* What the exercise asks: Your task is to repeat the entries underneath exactly, minus the pictures.
┏━━
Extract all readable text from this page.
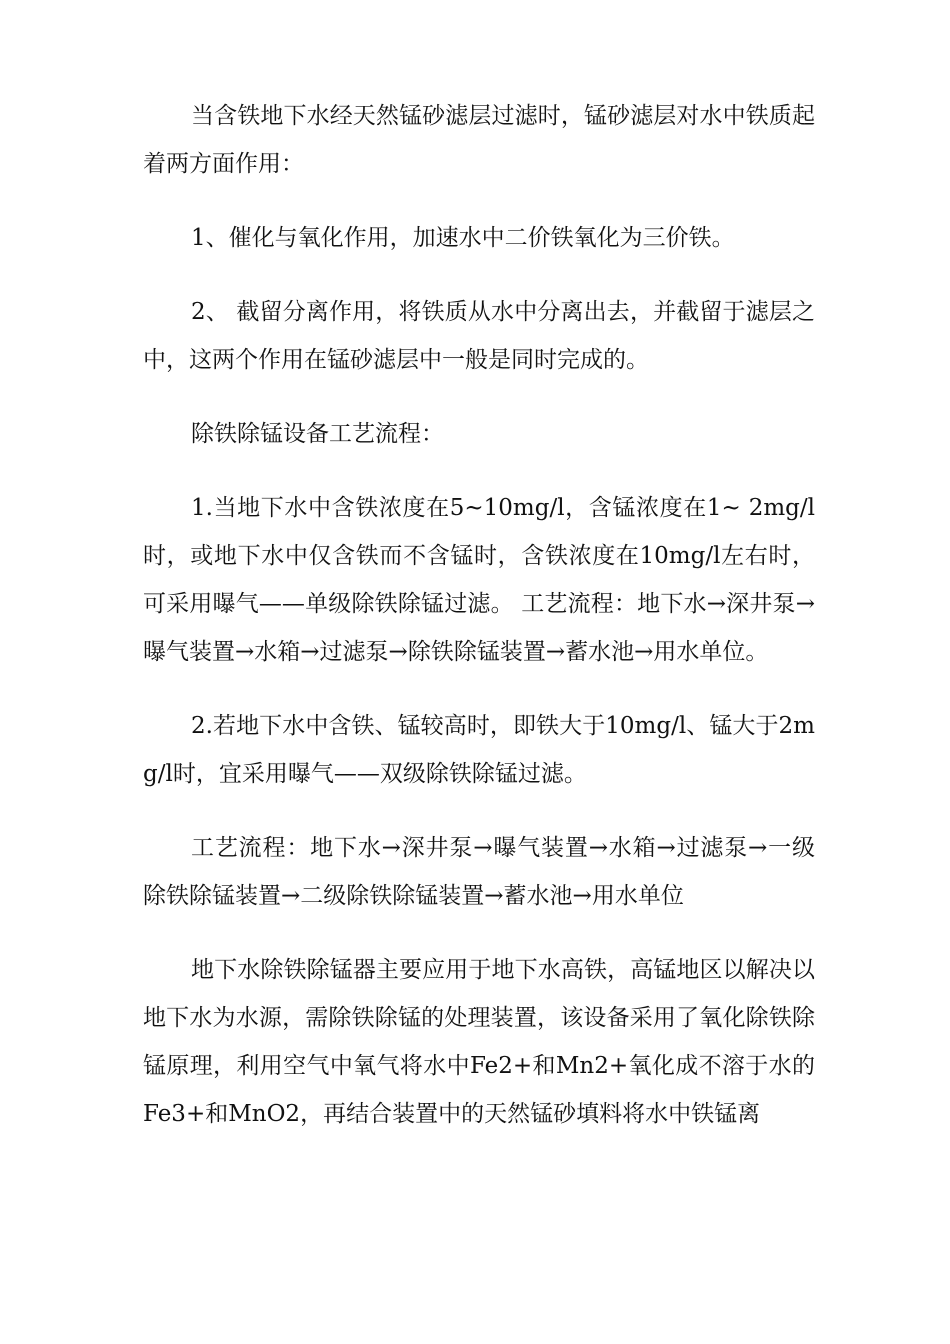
当含铁地下水经天然锰砂滤层过滤时，锰砂滤层对水中铁质起着两方面作用：

1、催化与氧化作用，加速水中二价铁氧化为三价铁。

2、 截留分离作用，将铁质从水中分离出去，并截留于滤层之中，这两个作用在锰砂滤层中一般是同时完成的。

除铁除锰设备工艺流程：

1.当地下水中含铁浓度在5~10mg/l，含锰浓度在1~ 2mg/l时，或地下水中仅含铁而不含锰时，含铁浓度在10mg/l左右时，可采用曝气——单级除铁除锰过滤。 工艺流程：地下水→深井泵→曝气装置→水箱→过滤泵→除铁除锰装置→蓄水池→用水单位。

2.若地下水中含铁、锰较高时，即铁大于10mg/l、锰大于2mg/l时，宜采用曝气——双级除铁除锰过滤。

工艺流程：地下水→深井泵→曝气装置→水箱→过滤泵→一级除铁除锰装置→二级除铁除锰装置→蓄水池→用水单位

地下水除铁除锰器主要应用于地下水高铁，高锰地区以解决以地下水为水源，需除铁除锰的处理装置，该设备采用了氧化除铁除锰原理，利用空气中氧气将水中Fe2+和Mn2+氧化成不溶于水的Fe3+和MnO2，再结合装置中的天然锰砂填料将水中铁锰离
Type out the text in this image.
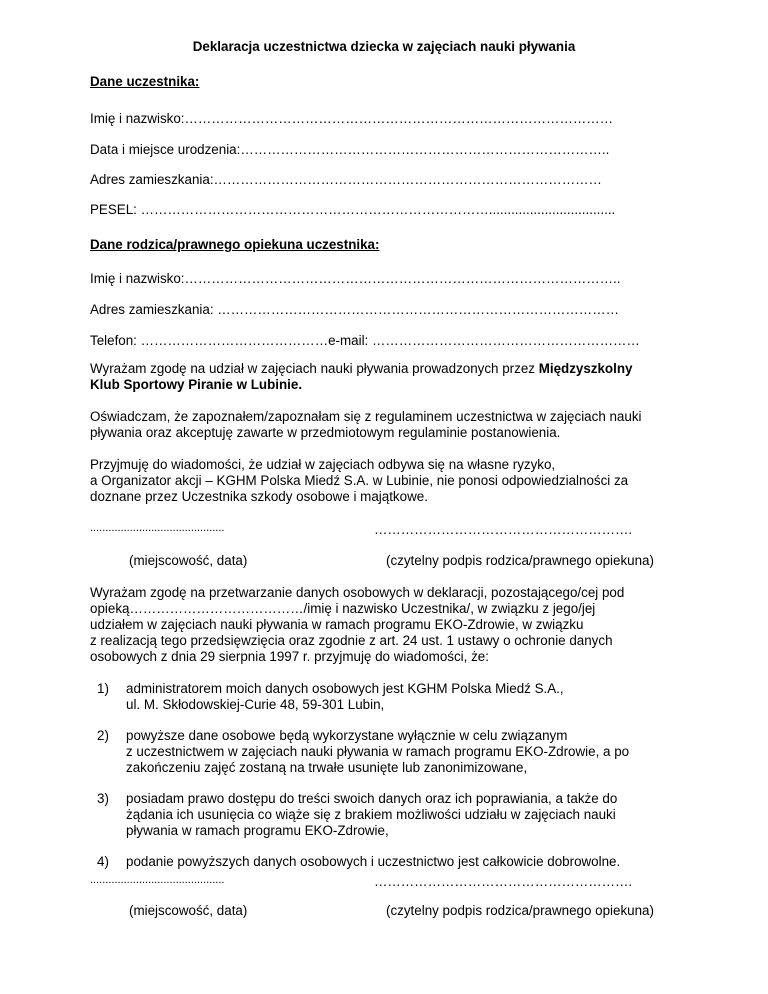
Deklaracja uczestnictwa dziecka w zajęciach nauki pływania
Dane uczestnika:
Imię i nazwisko:……………………………………………………………………………………
Data i miejsce urodzenia:………………………………………………………………………..
Adres zamieszkania:……………………………………………………………………………
PESEL: ……………………………………………………………………..................................
Dane rodzica/prawnego opiekuna uczestnika:
Imię i nazwisko:……………………………………………………………………………………..
Adres zamieszkania: ………………………………………………………………………………
Telefon: ……………………………………e-mail: ……………………………………………………
Wyrażam zgodę na udział w zajęciach nauki pływania prowadzonych przez Międzyszkolny
Klub Sportowy Piranie w Lubinie.
Oświadczam, że zapoznałem/zapoznałam się z regulaminem uczestnictwa w zajęciach nauki
pływania oraz akceptuję zawarte w przedmiotowym regulaminie postanowienia.
Przyjmuję do wiadomości, że udział w zajęciach odbywa się na własne ryzyko,
a Organizator akcji – KGHM Polska Miedź S.A. w Lubinie, nie ponosi odpowiedzialności za
doznane przez Uczestnika szkody osobowe i majątkowe.
............................................	………………………………………………….
(miejscowość, data)	(czytelny podpis rodzica/prawnego opiekuna)
Wyrażam zgodę na przetwarzanie danych osobowych w deklaracji, pozostającego/cej pod
opieką…………………………………/imię i nazwisko Uczestnika/, w związku z jego/jej
udziałem w zajęciach nauki pływania w ramach programu EKO-Zdrowie, w związku
z realizacją tego przedsięwzięcia oraz zgodnie z art. 24 ust. 1 ustawy o ochronie danych
osobowych z dnia 29 sierpnia 1997 r. przyjmuję do wiadomości, że:
1) administratorem moich danych osobowych jest KGHM Polska Miedź S.A.,
ul. M. Skłodowskiej-Curie 48, 59-301 Lubin,
2) powyższe dane osobowe będą wykorzystane wyłącznie w celu związanym
z uczestnictwem w zajęciach nauki pływania w ramach programu EKO-Zdrowie, a po
zakończeniu zajęć zostaną na trwałe usunięte lub zanonimizowane,
3) posiadam prawo dostępu do treści swoich danych oraz ich poprawiania, a także do
żądania ich usunięcia co wiąże się z brakiem możliwości udziału w zajęciach nauki
pływania w ramach programu EKO-Zdrowie,
4) podanie powyższych danych osobowych i uczestnictwo jest całkowicie dobrowolne.
............................................	………………………………………………….
(miejscowość, data)	(czytelny podpis rodzica/prawnego opiekuna)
┗━━
* Solution:
Extract all readable text from this page.
当含铁地下水经天然锰砂滤层过滤时，锰砂滤层对水中铁质起着两方面作用：

1、催化与氧化作用，加速水中二价铁氧化为三价铁。

2、 截留分离作用，将铁质从水中分离出去，并截留于滤层之中，这两个作用在锰砂滤层中一般是同时完成的。

除铁除锰设备工艺流程：

1.当地下水中含铁浓度在5~10mg/l，含锰浓度在1~ 2mg/l时，或地下水中仅含铁而不含锰时，含铁浓度在10mg/l左右时，可采用曝气——单级除铁除锰过滤。 工艺流程：地下水→深井泵→曝气装置→水箱→过滤泵→除铁除锰装置→蓄水池→用水单位。

2.若地下水中含铁、锰较高时，即铁大于10mg/l、锰大于2mg/l时，宜采用曝气——双级除铁除锰过滤。

工艺流程：地下水→深井泵→曝气装置→水箱→过滤泵→一级除铁除锰装置→二级除铁除锰装置→蓄水池→用水单位

地下水除铁除锰器主要应用于地下水高铁，高锰地区以解决以地下水为水源，需除铁除锰的处理装置，该设备采用了氧化除铁除锰原理，利用空气中氧气将水中Fe2+和Mn2+氧化成不溶于水的Fe3+和MnO2，再结合装置中的天然锰砂填料将水中铁锰离
Type out the text in this image.
Deklaracja uczestnictwa dziecka w zajęciach nauki pływania
Dane uczestnika:
Imię i nazwisko:……………………………………………………………………………………
Data i miejsce urodzenia:………………………………………………………………………..
Adres zamieszkania:……………………………………………………………………………
PESEL: ……………………………………………………………………..................................
Dane rodzica/prawnego opiekuna uczestnika:
Imię i nazwisko:……………………………………………………………………………………..
Adres zamieszkania: ………………………………………………………………………………
Telefon: ……………………………………e-mail: ……………………………………………………
Wyrażam zgodę na udział w zajęciach nauki pływania prowadzonych przez Międzyszkolny
Klub Sportowy Piranie w Lubinie.
Oświadczam, że zapoznałem/zapoznałam się z regulaminem uczestnictwa w zajęciach nauki
pływania oraz akceptuję zawarte w przedmiotowym regulaminie postanowienia.
Przyjmuję do wiadomości, że udział w zajęciach odbywa się na własne ryzyko,
a Organizator akcji – KGHM Polska Miedź S.A. w Lubinie, nie ponosi odpowiedzialności za
doznane przez Uczestnika szkody osobowe i majątkowe.
............................................	………………………………………………….
(miejscowość, data)	(czytelny podpis rodzica/prawnego opiekuna)
Wyrażam zgodę na przetwarzanie danych osobowych w deklaracji, pozostającego/cej pod
opieką…………………………………/imię i nazwisko Uczestnika/, w związku z jego/jej
udziałem w zajęciach nauki pływania w ramach programu EKO-Zdrowie, w związku
z realizacją tego przedsięwzięcia oraz zgodnie z art. 24 ust. 1 ustawy o ochronie danych
osobowych z dnia 29 sierpnia 1997 r. przyjmuję do wiadomości, że:
1) administratorem moich danych osobowych jest KGHM Polska Miedź S.A.,
ul. M. Skłodowskiej-Curie 48, 59-301 Lubin,
2) powyższe dane osobowe będą wykorzystane wyłącznie w celu związanym
z uczestnictwem w zajęciach nauki pływania w ramach programu EKO-Zdrowie, a po
zakończeniu zajęć zostaną na trwałe usunięte lub zanonimizowane,
3) posiadam prawo dostępu do treści swoich danych oraz ich poprawiania, a także do
żądania ich usunięcia co wiąże się z brakiem możliwości udziału w zajęciach nauki
pływania w ramach programu EKO-Zdrowie,
4) podanie powyższych danych osobowych i uczestnictwo jest całkowicie dobrowolne.
............................................	………………………………………………….
(miejscowość, data)	(czytelny podpis rodzica/prawnego opiekuna)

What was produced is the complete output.